Aim of the exercise:
Copy the rows from the start of the records through the line containing "diagram-label: 2B-L — [523, 268, 529, 283]", inclusive.

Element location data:
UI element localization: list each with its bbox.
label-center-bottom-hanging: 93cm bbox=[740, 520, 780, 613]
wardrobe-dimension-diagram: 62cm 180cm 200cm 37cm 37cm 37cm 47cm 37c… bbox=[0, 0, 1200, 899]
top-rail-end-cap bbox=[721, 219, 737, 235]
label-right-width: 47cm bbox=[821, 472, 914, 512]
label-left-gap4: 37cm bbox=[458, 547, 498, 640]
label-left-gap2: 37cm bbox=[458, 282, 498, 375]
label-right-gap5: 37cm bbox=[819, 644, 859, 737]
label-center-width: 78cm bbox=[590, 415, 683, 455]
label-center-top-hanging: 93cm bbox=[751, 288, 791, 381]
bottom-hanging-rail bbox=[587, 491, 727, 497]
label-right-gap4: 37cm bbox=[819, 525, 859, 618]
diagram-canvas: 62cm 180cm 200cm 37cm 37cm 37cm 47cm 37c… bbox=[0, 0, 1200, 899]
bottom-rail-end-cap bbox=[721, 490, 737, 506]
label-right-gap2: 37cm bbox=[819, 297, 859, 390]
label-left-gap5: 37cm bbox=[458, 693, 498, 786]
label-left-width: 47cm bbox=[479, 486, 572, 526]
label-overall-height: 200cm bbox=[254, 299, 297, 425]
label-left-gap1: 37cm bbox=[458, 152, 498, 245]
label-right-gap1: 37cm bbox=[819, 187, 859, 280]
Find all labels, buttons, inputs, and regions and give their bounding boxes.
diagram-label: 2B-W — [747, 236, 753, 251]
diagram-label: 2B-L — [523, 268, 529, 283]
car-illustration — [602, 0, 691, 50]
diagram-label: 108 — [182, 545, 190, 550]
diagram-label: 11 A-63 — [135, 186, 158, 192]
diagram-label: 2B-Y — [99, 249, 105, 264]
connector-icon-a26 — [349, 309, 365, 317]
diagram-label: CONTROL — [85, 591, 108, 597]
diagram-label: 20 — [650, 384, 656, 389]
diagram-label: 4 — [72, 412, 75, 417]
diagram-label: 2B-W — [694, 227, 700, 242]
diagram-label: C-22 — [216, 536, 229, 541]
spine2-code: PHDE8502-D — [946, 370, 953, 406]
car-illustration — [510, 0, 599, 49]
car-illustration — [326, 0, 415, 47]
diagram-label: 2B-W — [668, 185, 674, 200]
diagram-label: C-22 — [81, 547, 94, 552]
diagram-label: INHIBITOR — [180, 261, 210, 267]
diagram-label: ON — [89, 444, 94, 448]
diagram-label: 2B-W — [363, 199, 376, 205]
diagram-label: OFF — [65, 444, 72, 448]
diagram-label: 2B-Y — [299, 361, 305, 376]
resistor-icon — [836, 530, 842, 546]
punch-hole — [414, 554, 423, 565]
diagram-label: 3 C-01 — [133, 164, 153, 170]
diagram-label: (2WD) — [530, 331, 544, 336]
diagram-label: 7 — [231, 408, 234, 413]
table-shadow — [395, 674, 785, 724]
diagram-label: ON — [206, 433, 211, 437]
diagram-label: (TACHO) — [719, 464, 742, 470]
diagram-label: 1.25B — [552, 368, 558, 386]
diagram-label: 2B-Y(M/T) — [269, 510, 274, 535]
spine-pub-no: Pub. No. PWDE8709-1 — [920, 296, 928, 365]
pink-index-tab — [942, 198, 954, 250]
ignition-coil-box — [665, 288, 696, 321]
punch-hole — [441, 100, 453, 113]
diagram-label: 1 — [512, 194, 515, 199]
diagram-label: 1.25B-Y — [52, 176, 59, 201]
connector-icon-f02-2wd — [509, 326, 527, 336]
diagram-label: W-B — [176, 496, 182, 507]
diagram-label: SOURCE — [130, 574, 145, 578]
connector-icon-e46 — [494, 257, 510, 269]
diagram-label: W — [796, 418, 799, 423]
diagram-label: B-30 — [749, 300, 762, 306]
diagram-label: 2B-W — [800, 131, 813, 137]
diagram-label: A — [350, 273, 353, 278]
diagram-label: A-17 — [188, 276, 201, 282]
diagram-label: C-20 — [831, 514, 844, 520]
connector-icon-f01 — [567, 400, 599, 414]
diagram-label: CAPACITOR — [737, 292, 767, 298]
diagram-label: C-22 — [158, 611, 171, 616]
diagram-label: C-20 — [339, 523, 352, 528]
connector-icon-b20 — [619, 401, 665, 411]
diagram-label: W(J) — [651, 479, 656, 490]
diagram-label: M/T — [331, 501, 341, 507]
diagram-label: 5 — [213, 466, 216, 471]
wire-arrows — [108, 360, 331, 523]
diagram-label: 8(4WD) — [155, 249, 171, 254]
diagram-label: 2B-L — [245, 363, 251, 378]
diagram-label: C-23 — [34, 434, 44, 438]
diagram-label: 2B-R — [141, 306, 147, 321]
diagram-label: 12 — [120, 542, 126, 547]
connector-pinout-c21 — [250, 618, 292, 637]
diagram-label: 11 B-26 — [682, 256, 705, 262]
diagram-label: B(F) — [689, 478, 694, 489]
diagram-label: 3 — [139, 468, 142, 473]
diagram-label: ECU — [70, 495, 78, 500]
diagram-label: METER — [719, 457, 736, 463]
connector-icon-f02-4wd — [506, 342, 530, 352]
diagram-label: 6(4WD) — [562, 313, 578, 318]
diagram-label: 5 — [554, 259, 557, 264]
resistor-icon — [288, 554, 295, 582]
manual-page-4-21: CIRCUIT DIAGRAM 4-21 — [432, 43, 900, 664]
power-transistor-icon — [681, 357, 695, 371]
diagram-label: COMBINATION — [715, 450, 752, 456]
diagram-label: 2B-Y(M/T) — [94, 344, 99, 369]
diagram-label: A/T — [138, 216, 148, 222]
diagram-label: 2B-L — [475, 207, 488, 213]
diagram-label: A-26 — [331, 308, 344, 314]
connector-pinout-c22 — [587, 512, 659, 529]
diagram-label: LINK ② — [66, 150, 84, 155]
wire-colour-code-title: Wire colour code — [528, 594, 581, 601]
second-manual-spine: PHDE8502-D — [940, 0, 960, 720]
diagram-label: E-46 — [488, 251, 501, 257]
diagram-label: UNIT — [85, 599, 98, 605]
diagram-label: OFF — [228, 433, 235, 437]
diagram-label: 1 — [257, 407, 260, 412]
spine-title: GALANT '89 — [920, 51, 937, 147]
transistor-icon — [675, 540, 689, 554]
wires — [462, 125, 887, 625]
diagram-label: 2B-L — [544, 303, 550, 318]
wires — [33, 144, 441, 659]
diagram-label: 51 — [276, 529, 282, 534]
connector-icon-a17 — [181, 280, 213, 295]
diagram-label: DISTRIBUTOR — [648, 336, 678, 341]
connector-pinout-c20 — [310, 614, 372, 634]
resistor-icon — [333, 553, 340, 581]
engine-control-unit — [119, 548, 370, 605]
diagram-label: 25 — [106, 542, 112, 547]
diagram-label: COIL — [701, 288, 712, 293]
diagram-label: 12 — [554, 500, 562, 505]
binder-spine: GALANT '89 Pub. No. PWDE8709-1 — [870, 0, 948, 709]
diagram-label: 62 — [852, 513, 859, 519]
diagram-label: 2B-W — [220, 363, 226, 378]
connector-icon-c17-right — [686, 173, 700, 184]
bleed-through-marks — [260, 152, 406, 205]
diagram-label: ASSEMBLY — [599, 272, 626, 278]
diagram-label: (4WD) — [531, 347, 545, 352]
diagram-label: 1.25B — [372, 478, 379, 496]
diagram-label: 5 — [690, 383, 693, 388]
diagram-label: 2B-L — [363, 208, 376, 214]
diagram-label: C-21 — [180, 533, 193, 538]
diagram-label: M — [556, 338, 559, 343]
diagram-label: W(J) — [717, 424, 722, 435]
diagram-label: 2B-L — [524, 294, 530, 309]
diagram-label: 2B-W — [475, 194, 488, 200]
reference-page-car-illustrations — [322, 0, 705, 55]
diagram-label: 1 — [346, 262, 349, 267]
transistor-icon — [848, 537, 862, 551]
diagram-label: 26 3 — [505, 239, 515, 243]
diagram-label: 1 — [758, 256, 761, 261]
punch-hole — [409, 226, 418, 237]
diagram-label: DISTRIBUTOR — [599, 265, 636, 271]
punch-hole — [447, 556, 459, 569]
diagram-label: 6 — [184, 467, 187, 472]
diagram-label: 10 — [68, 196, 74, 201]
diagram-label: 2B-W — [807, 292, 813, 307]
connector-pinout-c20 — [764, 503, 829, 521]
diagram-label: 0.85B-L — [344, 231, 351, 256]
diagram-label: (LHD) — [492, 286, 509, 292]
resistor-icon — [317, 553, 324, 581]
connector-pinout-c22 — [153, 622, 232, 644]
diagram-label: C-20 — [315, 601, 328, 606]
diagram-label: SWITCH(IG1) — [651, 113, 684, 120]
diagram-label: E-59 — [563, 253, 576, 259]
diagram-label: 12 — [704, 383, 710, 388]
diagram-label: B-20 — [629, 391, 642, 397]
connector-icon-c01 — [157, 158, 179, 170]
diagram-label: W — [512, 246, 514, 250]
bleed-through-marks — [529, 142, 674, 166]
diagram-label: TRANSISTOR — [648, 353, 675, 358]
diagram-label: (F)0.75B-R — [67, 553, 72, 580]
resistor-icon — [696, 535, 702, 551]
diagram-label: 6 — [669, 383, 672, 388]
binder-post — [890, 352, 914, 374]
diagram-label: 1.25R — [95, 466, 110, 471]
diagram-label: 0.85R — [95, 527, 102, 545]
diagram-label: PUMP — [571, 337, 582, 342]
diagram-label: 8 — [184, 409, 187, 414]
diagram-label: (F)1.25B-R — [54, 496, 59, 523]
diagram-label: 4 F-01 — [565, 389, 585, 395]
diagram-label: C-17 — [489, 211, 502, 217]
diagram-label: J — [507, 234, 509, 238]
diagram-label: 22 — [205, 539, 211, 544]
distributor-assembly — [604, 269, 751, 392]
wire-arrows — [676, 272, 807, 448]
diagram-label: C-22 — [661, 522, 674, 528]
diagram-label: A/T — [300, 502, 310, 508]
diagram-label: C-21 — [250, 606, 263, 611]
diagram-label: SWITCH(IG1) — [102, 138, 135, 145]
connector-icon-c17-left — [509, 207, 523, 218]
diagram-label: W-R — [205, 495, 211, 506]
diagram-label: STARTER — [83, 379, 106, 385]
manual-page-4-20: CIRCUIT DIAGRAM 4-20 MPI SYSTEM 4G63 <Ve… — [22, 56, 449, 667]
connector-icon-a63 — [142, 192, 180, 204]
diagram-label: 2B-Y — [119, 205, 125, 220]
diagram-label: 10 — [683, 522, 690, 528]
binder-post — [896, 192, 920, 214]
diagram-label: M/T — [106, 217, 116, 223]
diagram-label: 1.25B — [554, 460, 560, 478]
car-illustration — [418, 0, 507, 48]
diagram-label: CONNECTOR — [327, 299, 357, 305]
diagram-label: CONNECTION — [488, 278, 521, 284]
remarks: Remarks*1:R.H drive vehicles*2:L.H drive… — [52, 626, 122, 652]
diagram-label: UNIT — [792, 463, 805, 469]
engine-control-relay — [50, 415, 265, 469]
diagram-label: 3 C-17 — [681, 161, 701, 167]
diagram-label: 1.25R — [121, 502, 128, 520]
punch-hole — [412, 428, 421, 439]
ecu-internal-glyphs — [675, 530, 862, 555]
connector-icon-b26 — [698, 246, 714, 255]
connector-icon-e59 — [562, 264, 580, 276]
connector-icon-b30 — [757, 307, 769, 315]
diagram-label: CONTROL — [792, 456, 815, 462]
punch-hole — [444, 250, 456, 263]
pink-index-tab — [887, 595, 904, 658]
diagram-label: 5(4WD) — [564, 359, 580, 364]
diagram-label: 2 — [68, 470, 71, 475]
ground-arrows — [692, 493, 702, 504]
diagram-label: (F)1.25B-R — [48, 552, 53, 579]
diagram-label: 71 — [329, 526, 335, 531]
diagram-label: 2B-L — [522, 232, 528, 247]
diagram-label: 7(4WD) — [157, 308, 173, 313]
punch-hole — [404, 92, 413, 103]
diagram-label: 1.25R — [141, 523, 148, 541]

Answer for this exercise:
UI element localization: list each with its bbox.
label-center-bottom-hanging: 93cm bbox=[740, 520, 780, 613]
wardrobe-dimension-diagram: 62cm 180cm 200cm 37cm 37cm 37cm 47cm 37c… bbox=[0, 0, 1200, 899]
top-rail-end-cap bbox=[721, 219, 737, 235]
label-right-width: 47cm bbox=[821, 472, 914, 512]
label-left-gap4: 37cm bbox=[458, 547, 498, 640]
label-left-gap2: 37cm bbox=[458, 282, 498, 375]
label-right-gap5: 37cm bbox=[819, 644, 859, 737]
label-center-width: 78cm bbox=[590, 415, 683, 455]
label-center-top-hanging: 93cm bbox=[751, 288, 791, 381]
bottom-hanging-rail bbox=[587, 491, 727, 497]
label-right-gap4: 37cm bbox=[819, 525, 859, 618]
diagram-canvas: 62cm 180cm 200cm 37cm 37cm 37cm 47cm 37c… bbox=[0, 0, 1200, 899]
bottom-rail-end-cap bbox=[721, 490, 737, 506]
label-right-gap2: 37cm bbox=[819, 297, 859, 390]
label-left-gap5: 37cm bbox=[458, 693, 498, 786]
label-left-width: 47cm bbox=[479, 486, 572, 526]
label-overall-height: 200cm bbox=[254, 299, 297, 425]
label-left-gap1: 37cm bbox=[458, 152, 498, 245]
label-right-gap1: 37cm bbox=[819, 187, 859, 280]
Find all labels, buttons, inputs, and regions and give their bounding boxes.
diagram-label: 2B-W — [747, 236, 753, 251]
diagram-label: 2B-L — [523, 268, 529, 283]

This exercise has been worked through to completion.